YOUR GOAL
Transcribe all of the records precisely as they are presented.
******
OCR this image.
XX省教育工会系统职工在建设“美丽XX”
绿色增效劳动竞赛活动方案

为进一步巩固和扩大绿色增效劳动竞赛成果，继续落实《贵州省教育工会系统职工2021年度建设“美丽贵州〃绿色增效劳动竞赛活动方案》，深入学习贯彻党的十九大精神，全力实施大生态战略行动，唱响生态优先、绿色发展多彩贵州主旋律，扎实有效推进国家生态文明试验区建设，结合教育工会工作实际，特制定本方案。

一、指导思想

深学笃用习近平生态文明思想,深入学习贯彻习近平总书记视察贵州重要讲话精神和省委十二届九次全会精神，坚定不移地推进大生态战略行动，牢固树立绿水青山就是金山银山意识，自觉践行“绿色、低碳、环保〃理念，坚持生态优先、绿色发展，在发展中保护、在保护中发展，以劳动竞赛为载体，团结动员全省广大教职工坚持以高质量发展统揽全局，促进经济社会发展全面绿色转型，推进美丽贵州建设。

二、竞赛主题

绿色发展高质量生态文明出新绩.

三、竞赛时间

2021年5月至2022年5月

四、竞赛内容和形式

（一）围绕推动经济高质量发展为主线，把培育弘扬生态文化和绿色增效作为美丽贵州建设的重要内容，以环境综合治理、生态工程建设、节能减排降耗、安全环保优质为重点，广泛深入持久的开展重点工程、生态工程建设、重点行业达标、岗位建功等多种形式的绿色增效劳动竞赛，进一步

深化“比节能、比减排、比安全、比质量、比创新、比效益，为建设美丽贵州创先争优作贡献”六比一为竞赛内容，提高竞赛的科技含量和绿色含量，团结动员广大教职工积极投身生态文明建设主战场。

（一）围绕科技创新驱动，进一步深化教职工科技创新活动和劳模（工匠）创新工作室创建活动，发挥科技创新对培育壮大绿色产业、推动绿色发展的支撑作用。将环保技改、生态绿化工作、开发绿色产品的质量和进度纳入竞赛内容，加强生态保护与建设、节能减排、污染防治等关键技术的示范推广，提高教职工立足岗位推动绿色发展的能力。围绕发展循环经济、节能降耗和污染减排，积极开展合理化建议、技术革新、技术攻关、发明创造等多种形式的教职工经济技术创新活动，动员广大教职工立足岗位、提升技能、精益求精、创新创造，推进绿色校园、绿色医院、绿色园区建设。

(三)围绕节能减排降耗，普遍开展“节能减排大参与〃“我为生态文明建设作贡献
******
OUTPUT OF THE EXERCISE
OCR this image.
XX省教育工会系统职工在建设“美丽XX”
绿色增效劳动竞赛活动方案

为进一步巩固和扩大绿色增效劳动竞赛成果，继续落实《贵州省教育工会系统职工2021年度建设“美丽贵州〃绿色增效劳动竞赛活动方案》，深入学习贯彻党的十九大精神，全力实施大生态战略行动，唱响生态优先、绿色发展多彩贵州主旋律，扎实有效推进国家生态文明试验区建设，结合教育工会工作实际，特制定本方案。

一、指导思想

深学笃用习近平生态文明思想,深入学习贯彻习近平总书记视察贵州重要讲话精神和省委十二届九次全会精神，坚定不移地推进大生态战略行动，牢固树立绿水青山就是金山银山意识，自觉践行“绿色、低碳、环保〃理念，坚持生态优先、绿色发展，在发展中保护、在保护中发展，以劳动竞赛为载体，团结动员全省广大教职工坚持以高质量发展统揽全局，促进经济社会发展全面绿色转型，推进美丽贵州建设。

二、竞赛主题

绿色发展高质量生态文明出新绩.

三、竞赛时间

2021年5月至2022年5月

四、竞赛内容和形式

（一）围绕推动经济高质量发展为主线，把培育弘扬生态文化和绿色增效作为美丽贵州建设的重要内容，以环境综合治理、生态工程建设、节能减排降耗、安全环保优质为重点，广泛深入持久的开展重点工程、生态工程建设、重点行业达标、岗位建功等多种形式的绿色增效劳动竞赛，进一步

深化“比节能、比减排、比安全、比质量、比创新、比效益，为建设美丽贵州创先争优作贡献”六比一为竞赛内容，提高竞赛的科技含量和绿色含量，团结动员广大教职工积极投身生态文明建设主战场。

（一）围绕科技创新驱动，进一步深化教职工科技创新活动和劳模（工匠）创新工作室创建活动，发挥科技创新对培育壮大绿色产业、推动绿色发展的支撑作用。将环保技改、生态绿化工作、开发绿色产品的质量和进度纳入竞赛内容，加强生态保护与建设、节能减排、污染防治等关键技术的示范推广，提高教职工立足岗位推动绿色发展的能力。围绕发展循环经济、节能降耗和污染减排，积极开展合理化建议、技术革新、技术攻关、发明创造等多种形式的教职工经济技术创新活动，动员广大教职工立足岗位、提升技能、精益求精、创新创造，推进绿色校园、绿色医院、绿色园区建设。

(三)围绕节能减排降耗，普遍开展“节能减排大参与〃“我为生态文明建设作贡献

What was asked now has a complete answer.